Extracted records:
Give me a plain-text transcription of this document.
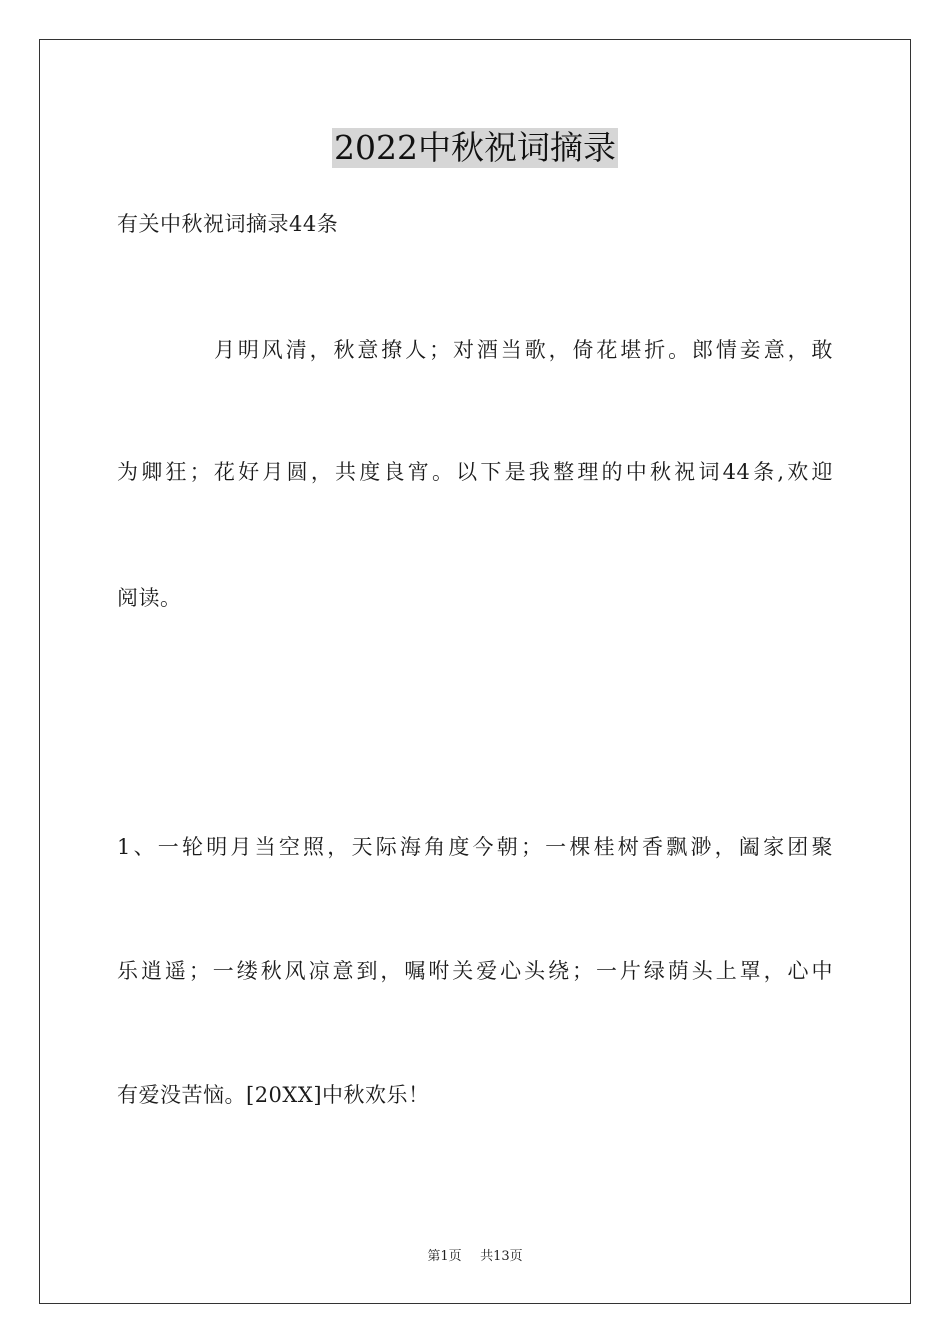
2022中秋祝词摘录
有关中秋祝词摘录44条
月明风清，秋意撩人；对酒当歌，倚花堪折。郎情妾意，敢
为卿狂；花好月圆，共度良宵。以下是我整理的中秋祝词44条,欢迎
阅读。
1、一轮明月当空照，天际海角度今朝；一棵桂树香飘渺，阖家团聚
乐逍遥；一缕秋风凉意到，嘱咐关爱心头绕；一片绿荫头上罩，心中
有爱没苦恼。[20XX]中秋欢乐！
第1页 共13页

● **THE REQUEST**: Reproduce all the records verbatim, excluding images.

● **WORKED SOLUTION**:
Give me a plain-text transcription of this document.
2022中秋祝词摘录
有关中秋祝词摘录44条
月明风清，秋意撩人；对酒当歌，倚花堪折。郎情妾意，敢
为卿狂；花好月圆，共度良宵。以下是我整理的中秋祝词44条,欢迎
阅读。
1、一轮明月当空照，天际海角度今朝；一棵桂树香飘渺，阖家团聚
乐逍遥；一缕秋风凉意到，嘱咐关爱心头绕；一片绿荫头上罩，心中
有爱没苦恼。[20XX]中秋欢乐！
第1页 共13页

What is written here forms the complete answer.